● Task goal
Where a line below holds the string "referentes", copy that line.

● Data listing
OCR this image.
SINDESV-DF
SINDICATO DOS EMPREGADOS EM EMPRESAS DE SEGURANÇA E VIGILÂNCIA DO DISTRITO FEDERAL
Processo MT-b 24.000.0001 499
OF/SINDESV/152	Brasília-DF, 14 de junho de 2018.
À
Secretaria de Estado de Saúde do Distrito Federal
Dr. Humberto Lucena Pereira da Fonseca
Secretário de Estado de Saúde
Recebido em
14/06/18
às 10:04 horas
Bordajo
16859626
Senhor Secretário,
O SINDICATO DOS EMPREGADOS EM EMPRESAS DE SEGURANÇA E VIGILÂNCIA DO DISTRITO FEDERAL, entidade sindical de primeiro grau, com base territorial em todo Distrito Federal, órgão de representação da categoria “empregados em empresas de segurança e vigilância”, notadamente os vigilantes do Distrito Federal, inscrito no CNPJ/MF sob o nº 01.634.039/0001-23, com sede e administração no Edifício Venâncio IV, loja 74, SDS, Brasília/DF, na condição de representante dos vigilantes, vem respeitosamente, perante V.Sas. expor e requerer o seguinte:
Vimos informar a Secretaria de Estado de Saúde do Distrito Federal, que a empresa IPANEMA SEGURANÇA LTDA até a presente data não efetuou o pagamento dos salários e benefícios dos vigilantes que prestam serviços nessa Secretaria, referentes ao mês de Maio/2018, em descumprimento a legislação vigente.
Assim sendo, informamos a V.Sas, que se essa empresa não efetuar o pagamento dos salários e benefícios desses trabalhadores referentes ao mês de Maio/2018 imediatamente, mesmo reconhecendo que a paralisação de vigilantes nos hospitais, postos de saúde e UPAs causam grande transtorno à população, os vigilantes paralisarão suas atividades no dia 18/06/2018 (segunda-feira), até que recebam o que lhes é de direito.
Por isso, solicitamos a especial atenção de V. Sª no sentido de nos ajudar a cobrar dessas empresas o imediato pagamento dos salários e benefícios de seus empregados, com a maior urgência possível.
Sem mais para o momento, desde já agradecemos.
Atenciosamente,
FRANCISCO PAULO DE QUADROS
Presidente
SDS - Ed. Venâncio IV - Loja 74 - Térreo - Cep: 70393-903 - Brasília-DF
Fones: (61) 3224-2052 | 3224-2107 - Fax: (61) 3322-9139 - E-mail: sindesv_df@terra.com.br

● Output for this task
Vimos informar a Secretaria de Estado de Saúde do Distrito Federal, que a empresa IPANEMA SEGURANÇA LTDA até a presente data não efetuou o pagamento dos salários e benefícios dos vigilantes que prestam serviços nessa Secretaria, referentes ao mês de Maio/2018, em descumprimento a legislação vigente.
Assim sendo, informamos a V.Sas, que se essa empresa não efetuar o pagamento dos salários e benefícios desses trabalhadores referentes ao mês de Maio/2018 imediatamente, mesmo reconhecendo que a paralisação de vigilantes nos hospitais, postos de saúde e UPAs causam grande transtorno à população, os vigilantes paralisarão suas atividades no dia 18/06/2018 (segunda-feira), até que recebam o que lhes é de direito.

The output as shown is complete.